EXERCISE TASK> Collect each line containing "pediatriche".

-------- ENTRIES SHOWN

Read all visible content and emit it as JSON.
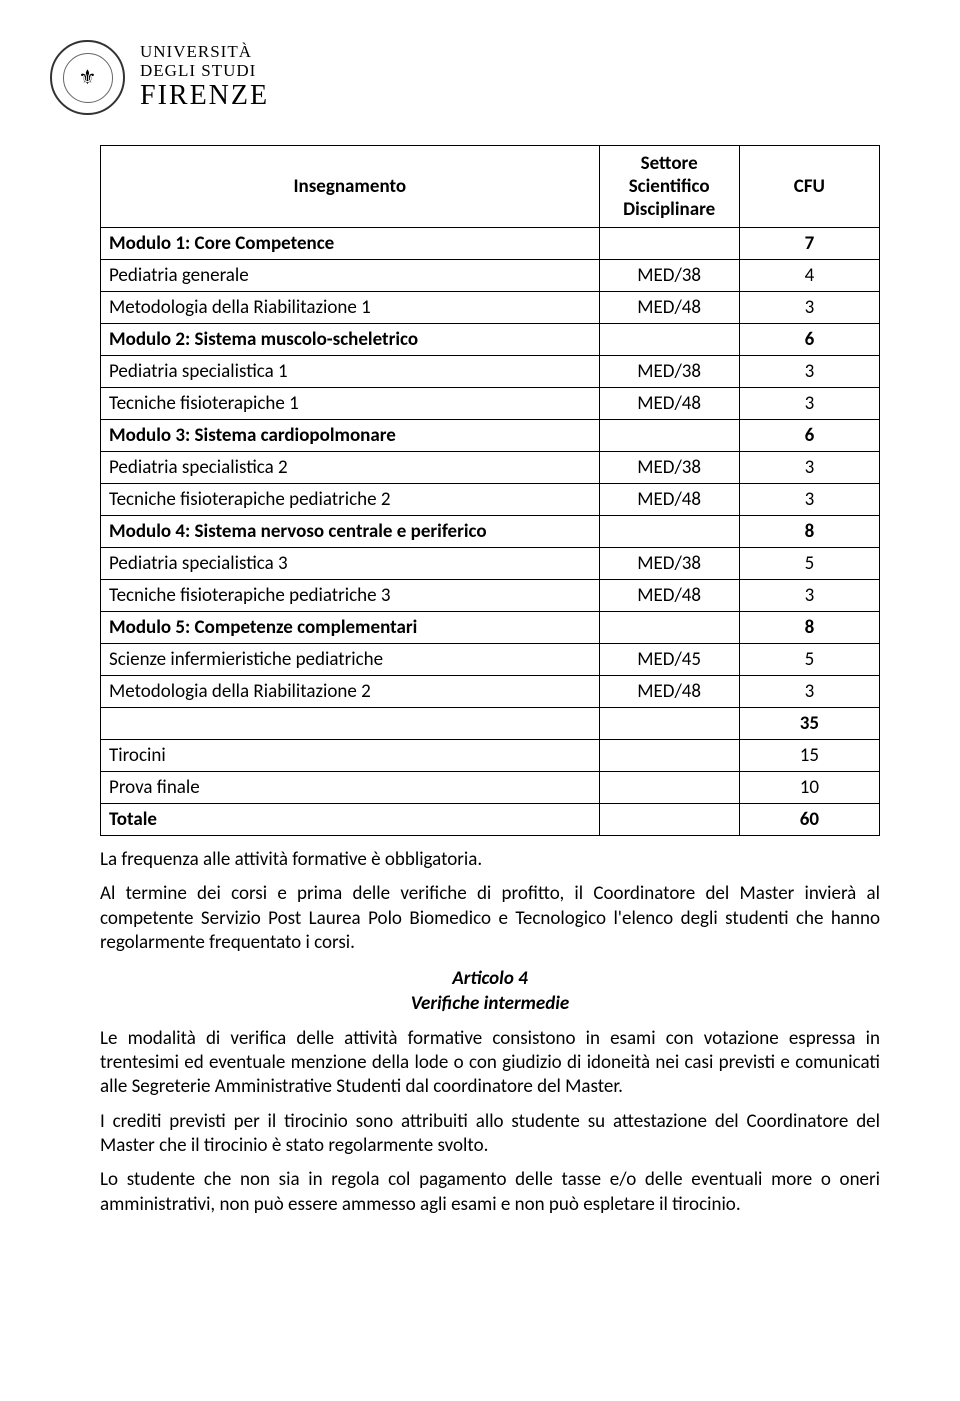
{
  "logo": {
    "line1": "UNIVERSITÀ",
    "line2": "DEGLI STUDI",
    "line3": "FIRENZE",
    "seal_glyph": "⚜"
  },
  "table": {
    "header_color": "#000000",
    "border_color": "#000000",
    "columns": {
      "name": "Insegnamento",
      "sector": "Settore Scientifico Disciplinare",
      "cfu": "CFU"
    },
    "rows": [
      {
        "name": "Modulo 1: Core Competence",
        "sector": "",
        "cfu": "7",
        "bold": true
      },
      {
        "name": "Pediatria generale",
        "sector": "MED/38",
        "cfu": "4",
        "bold": false
      },
      {
        "name": "Metodologia della Riabilitazione 1",
        "sector": "MED/48",
        "cfu": "3",
        "bold": false
      },
      {
        "name": "Modulo 2: Sistema muscolo-scheletrico",
        "sector": "",
        "cfu": "6",
        "bold": true
      },
      {
        "name": "Pediatria specialistica 1",
        "sector": "MED/38",
        "cfu": "3",
        "bold": false
      },
      {
        "name": "Tecniche fisioterapiche 1",
        "sector": "MED/48",
        "cfu": "3",
        "bold": false
      },
      {
        "name": "Modulo 3: Sistema cardiopolmonare",
        "sector": "",
        "cfu": "6",
        "bold": true
      },
      {
        "name": "Pediatria specialistica 2",
        "sector": "MED/38",
        "cfu": "3",
        "bold": false
      },
      {
        "name": "Tecniche fisioterapiche pediatriche 2",
        "sector": "MED/48",
        "cfu": "3",
        "bold": false
      },
      {
        "name": "Modulo 4: Sistema nervoso centrale e periferico",
        "sector": "",
        "cfu": "8",
        "bold": true
      },
      {
        "name": "Pediatria specialistica 3",
        "sector": "MED/38",
        "cfu": "5",
        "bold": false
      },
      {
        "name": "Tecniche fisioterapiche pediatriche 3",
        "sector": "MED/48",
        "cfu": "3",
        "bold": false
      },
      {
        "name": "Modulo 5: Competenze complementari",
        "sector": "",
        "cfu": "8",
        "bold": true
      },
      {
        "name": "Scienze infermieristiche pediatriche",
        "sector": "MED/45",
        "cfu": "5",
        "bold": false
      },
      {
        "name": "Metodologia della Riabilitazione 2",
        "sector": "MED/48",
        "cfu": "3",
        "bold": false
      },
      {
        "name": "",
        "sector": "",
        "cfu": "35",
        "bold": true
      },
      {
        "name": "Tirocini",
        "sector": "",
        "cfu": "15",
        "bold": false
      },
      {
        "name": "Prova finale",
        "sector": "",
        "cfu": "10",
        "bold": false
      },
      {
        "name": "Totale",
        "sector": "",
        "cfu": "60",
        "bold": true
      }
    ]
  },
  "paragraphs": {
    "p1": "La frequenza alle attività formative è obbligatoria.",
    "p2": "Al termine dei corsi e prima delle verifiche di profitto, il Coordinatore del Master invierà al competente Servizio Post Laurea Polo Biomedico e Tecnologico l'elenco degli studenti che hanno regolarmente frequentato i corsi."
  },
  "article4": {
    "title": "Articolo 4",
    "subtitle": "Verifiche intermedie",
    "p1": "Le modalità di verifica delle attività formative consistono in esami con votazione espressa in trentesimi ed eventuale menzione della lode o con giudizio di idoneità nei casi previsti e comunicati alle Segreterie Amministrative Studenti dal coordinatore del Master.",
    "p2": "I crediti previsti per il tirocinio sono attribuiti allo studente su attestazione del Coordinatore del Master che il tirocinio è stato regolarmente svolto.",
    "p3": "Lo studente che non sia in regola col pagamento delle tasse e/o delle eventuali more o oneri amministrativi, non può essere ammesso agli esami e non può espletare il tirocinio."
  },
  "styling": {
    "body_font": "Calibri, Arial, sans-serif",
    "body_fontsize": 19,
    "text_color": "#000000",
    "background_color": "#ffffff",
    "table_border_color": "#000000"
  }
}
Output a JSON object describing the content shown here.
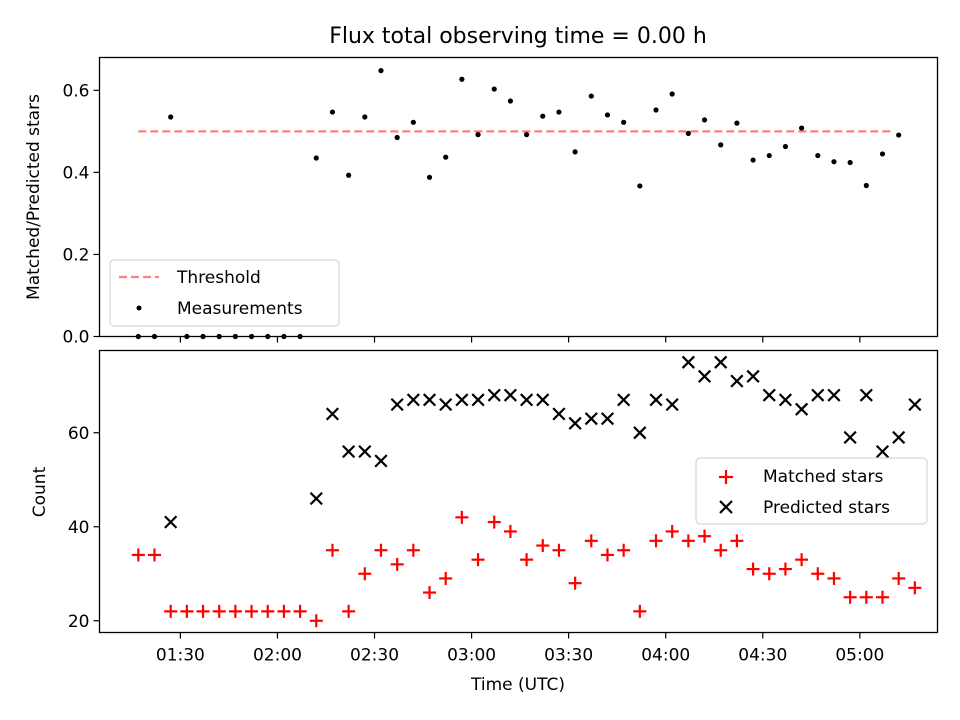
{
  "chart_data": [
    {
      "type": "scatter",
      "title": "Flux total observing time = 0.00 h",
      "xlabel": "",
      "ylabel": "Matched/Predicted stars",
      "x_unit": "minutes after 00:00 UTC",
      "xlim": [
        65,
        324
      ],
      "ylim": [
        0.0,
        0.68
      ],
      "yticks": [
        0.0,
        0.2,
        0.4,
        0.6
      ],
      "ytick_labels": [
        "0.0",
        "0.2",
        "0.4",
        "0.6"
      ],
      "grid": false,
      "legend_position": "lower-left",
      "series": [
        {
          "name": "Threshold",
          "style": "dashed-line",
          "color": "#ff7f7f",
          "x": [
            77,
            310
          ],
          "y": [
            0.5,
            0.5
          ]
        },
        {
          "name": "Measurements",
          "style": "point",
          "color": "#000000",
          "x": [
            77,
            82,
            87,
            92,
            97,
            102,
            107,
            112,
            117,
            122,
            127,
            132,
            137,
            142,
            147,
            152,
            157,
            162,
            167,
            172,
            177,
            182,
            187,
            192,
            197,
            202,
            207,
            212,
            217,
            222,
            227,
            232,
            237,
            242,
            247,
            252,
            257,
            262,
            267,
            272,
            277,
            282,
            287,
            292,
            297,
            302,
            307,
            312
          ],
          "y": [
            0.0,
            0.0,
            0.535,
            0.0,
            0.0,
            0.0,
            0.0,
            0.0,
            0.0,
            0.0,
            0.0,
            0.435,
            0.547,
            0.393,
            0.535,
            0.648,
            0.485,
            0.522,
            0.388,
            0.437,
            0.627,
            0.492,
            0.603,
            0.574,
            0.492,
            0.537,
            0.547,
            0.45,
            0.586,
            0.54,
            0.522,
            0.367,
            0.552,
            0.591,
            0.495,
            0.528,
            0.467,
            0.52,
            0.43,
            0.441,
            0.463,
            0.508,
            0.441,
            0.426,
            0.424,
            0.368,
            0.445,
            0.491
          ]
        }
      ]
    },
    {
      "type": "scatter",
      "title": "",
      "xlabel": "Time (UTC)",
      "ylabel": "Count",
      "x_unit": "minutes after 00:00 UTC",
      "xlim": [
        65,
        324
      ],
      "ylim": [
        17.5,
        77.5
      ],
      "yticks": [
        20,
        40,
        60
      ],
      "ytick_labels": [
        "20",
        "40",
        "60"
      ],
      "xticks": [
        90,
        120,
        150,
        180,
        210,
        240,
        270,
        300
      ],
      "xtick_labels": [
        "01:30",
        "02:00",
        "02:30",
        "03:00",
        "03:30",
        "04:00",
        "04:30",
        "05:00"
      ],
      "grid": false,
      "legend_position": "center-right",
      "series": [
        {
          "name": "Matched stars",
          "marker": "+",
          "color": "#ff0000",
          "x": [
            77,
            82,
            87,
            92,
            97,
            102,
            107,
            112,
            117,
            122,
            127,
            132,
            137,
            142,
            147,
            152,
            157,
            162,
            167,
            172,
            177,
            182,
            187,
            192,
            197,
            202,
            207,
            212,
            217,
            222,
            227,
            232,
            237,
            242,
            247,
            252,
            257,
            262,
            267,
            272,
            277,
            282,
            287,
            292,
            297,
            302,
            307,
            312,
            317
          ],
          "y": [
            34,
            34,
            22,
            22,
            22,
            22,
            22,
            22,
            22,
            22,
            22,
            20,
            35,
            22,
            30,
            35,
            32,
            35,
            26,
            29,
            42,
            33,
            41,
            39,
            33,
            36,
            35,
            28,
            37,
            34,
            35,
            22,
            37,
            39,
            37,
            38,
            35,
            37,
            31,
            30,
            31,
            33,
            30,
            29,
            25,
            25,
            25,
            29,
            27
          ]
        },
        {
          "name": "Predicted stars",
          "marker": "x",
          "color": "#000000",
          "x": [
            87,
            132,
            137,
            142,
            147,
            152,
            157,
            162,
            167,
            172,
            177,
            182,
            187,
            192,
            197,
            202,
            207,
            212,
            217,
            222,
            227,
            232,
            237,
            242,
            247,
            252,
            257,
            262,
            267,
            272,
            277,
            282,
            287,
            292,
            297,
            302,
            307,
            312,
            317
          ],
          "y": [
            41,
            46,
            64,
            56,
            56,
            54,
            66,
            67,
            67,
            66,
            67,
            67,
            68,
            68,
            67,
            67,
            64,
            62,
            63,
            63,
            67,
            60,
            67,
            66,
            75,
            72,
            75,
            71,
            72,
            68,
            67,
            65,
            68,
            68,
            59,
            68,
            56,
            59,
            66
          ]
        }
      ]
    }
  ]
}
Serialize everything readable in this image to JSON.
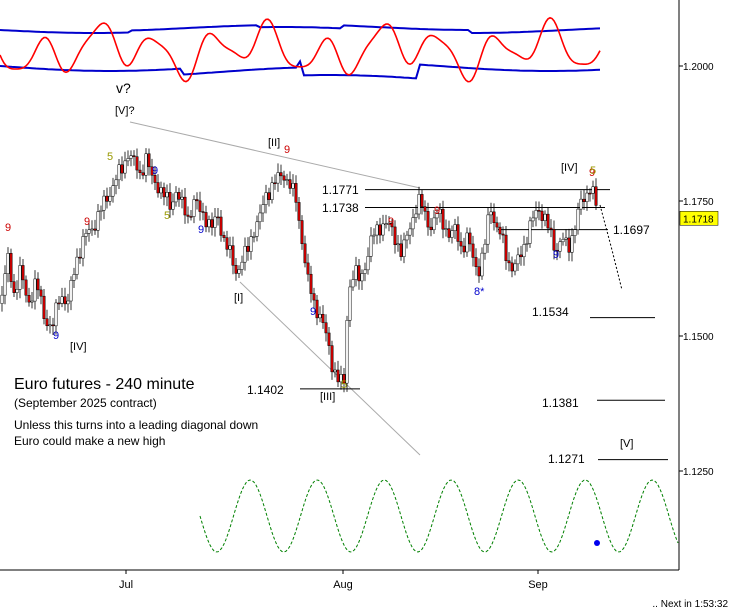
{
  "chart_data": {
    "type": "candlestick",
    "title": "Euro futures - 240 minute",
    "subtitle": "(September 2025 contract)",
    "notes": [
      "Unless this turns into a leading diagonal down",
      "Euro could make a new high"
    ],
    "countdown": "Next in 1:53:32",
    "x_ticks": [
      "Jul",
      "Aug",
      "Sep"
    ],
    "y_ticks": [
      "1.2000",
      "1.1750",
      "1.1500",
      "1.1250"
    ],
    "ylim": [
      1.1185,
      1.2055
    ],
    "current_price": "1.1718",
    "price_levels": [
      {
        "label": "1.1771",
        "value": 1.1771
      },
      {
        "label": "1.1738",
        "value": 1.1738
      },
      {
        "label": "1.1697",
        "value": 1.1697
      },
      {
        "label": "1.1534",
        "value": 1.1534
      },
      {
        "label": "1.1402",
        "value": 1.1402
      },
      {
        "label": "1.1381",
        "value": 1.1381
      },
      {
        "label": "1.1271",
        "value": 1.1271
      }
    ],
    "wave_labels": [
      "v?",
      "[V]?",
      "[IV]",
      "[II]",
      "[I]",
      "[III]",
      "[IV]",
      "[V]",
      "8*"
    ],
    "count_labels": {
      "red": [
        "9",
        "9",
        "9",
        "9",
        "9",
        "9"
      ],
      "blue": [
        "9",
        "9",
        "9",
        "9",
        "9"
      ],
      "olive": [
        "5",
        "5",
        "5",
        "5"
      ]
    },
    "colors": {
      "up_candle": "#ffffff",
      "down_candle": "#cc0000",
      "indicator_red": "#ff0000",
      "indicator_blue": "#0000cc",
      "cycle_green": "#008000",
      "price_box": "#ffff00",
      "trendline": "#aaaaaa"
    }
  }
}
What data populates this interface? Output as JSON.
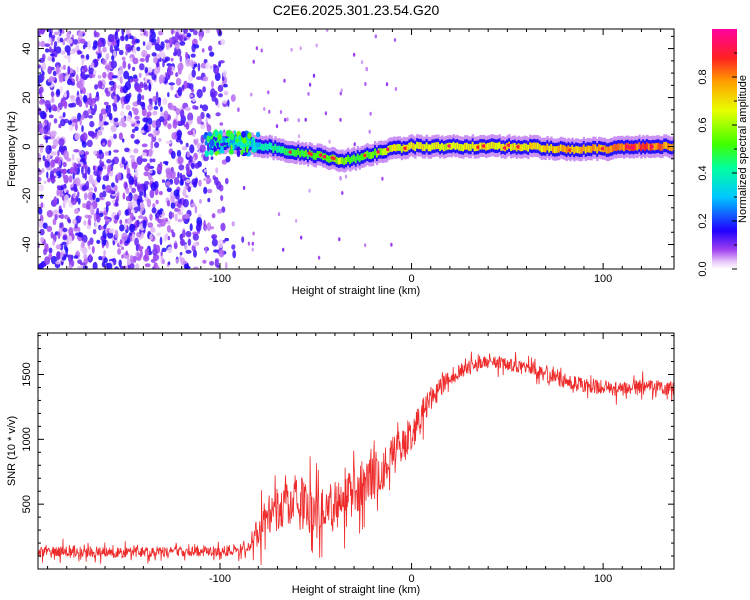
{
  "title": "C2E6.2025.301.23.54.G20",
  "chart_data": [
    {
      "type": "heatmap",
      "title": "C2E6.2025.301.23.54.G20",
      "xlabel": "Height of straight line (km)",
      "ylabel": "Frequency (Hz)",
      "xlim": [
        -195,
        137
      ],
      "ylim": [
        -50,
        48
      ],
      "xticks": [
        -100,
        0,
        100
      ],
      "yticks": [
        -40,
        -20,
        0,
        20,
        40
      ],
      "xtick_labels": [
        "-100",
        "0",
        "100"
      ],
      "ytick_labels": [
        "-40",
        "-20",
        "0",
        "20",
        "40"
      ],
      "colorbar": {
        "label": "Normalized spectral amplitude",
        "range": [
          0,
          1
        ],
        "ticks": [
          0,
          0.2,
          0.4,
          0.6,
          0.8
        ],
        "tick_labels": [
          "0.0",
          "0.2",
          "0.4",
          "0.6",
          "0.8"
        ]
      },
      "noise_region_x": [
        -195,
        -88
      ],
      "signal_track": {
        "x": [
          -105,
          -95,
          -85,
          -75,
          -65,
          -55,
          -45,
          -38,
          -30,
          -20,
          -10,
          0,
          20,
          40,
          60,
          80,
          100,
          120,
          137
        ],
        "freq": [
          1,
          2,
          1,
          0,
          -2,
          -3,
          -4,
          -6,
          -5,
          -3,
          -1,
          0,
          0,
          0,
          0,
          -1,
          -1,
          0,
          0
        ],
        "amplitude": [
          0.5,
          0.45,
          0.4,
          0.45,
          0.5,
          0.55,
          0.55,
          0.65,
          0.55,
          0.6,
          0.7,
          0.75,
          0.7,
          0.75,
          0.75,
          0.8,
          0.85,
          0.9,
          0.85
        ]
      }
    },
    {
      "type": "line",
      "xlabel": "Height of straight line (km)",
      "ylabel": "SNR (10 * v/v)",
      "xlim": [
        -195,
        137
      ],
      "ylim": [
        0,
        1820
      ],
      "xticks": [
        -100,
        0,
        100
      ],
      "yticks": [
        500,
        1000,
        1500
      ],
      "xtick_labels": [
        "-100",
        "0",
        "100"
      ],
      "ytick_labels": [
        "500",
        "1000",
        "1500"
      ],
      "color": "#ee2a2a",
      "series": [
        {
          "name": "SNR",
          "x": [
            -195,
            -180,
            -160,
            -140,
            -120,
            -100,
            -90,
            -82,
            -78,
            -70,
            -60,
            -50,
            -40,
            -30,
            -20,
            -10,
            0,
            10,
            20,
            30,
            40,
            50,
            60,
            70,
            80,
            90,
            100,
            110,
            120,
            130,
            137
          ],
          "y": [
            140,
            140,
            130,
            130,
            130,
            140,
            150,
            180,
            350,
            450,
            550,
            420,
            480,
            600,
            720,
            850,
            1050,
            1300,
            1480,
            1560,
            1600,
            1580,
            1540,
            1500,
            1450,
            1420,
            1400,
            1390,
            1400,
            1400,
            1390
          ],
          "spread": [
            90,
            90,
            80,
            80,
            80,
            80,
            90,
            120,
            300,
            350,
            380,
            380,
            380,
            380,
            350,
            320,
            280,
            220,
            140,
            110,
            100,
            100,
            100,
            110,
            120,
            120,
            120,
            120,
            120,
            110,
            110
          ]
        }
      ]
    }
  ]
}
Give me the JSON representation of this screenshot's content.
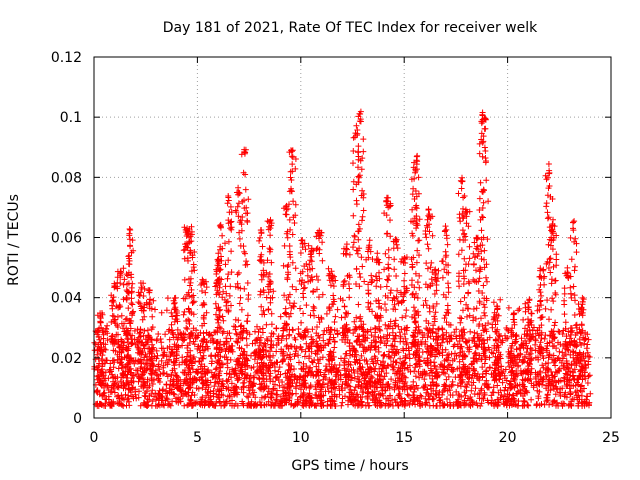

----------------

FINISHED ANSWER>
        "name": "Tecniche fisioterapiche pediatriche 2",
        "name": "Tecniche fisioterapiche pediatriche 3",
        "name": "Scienze infermieristiche pediatriche",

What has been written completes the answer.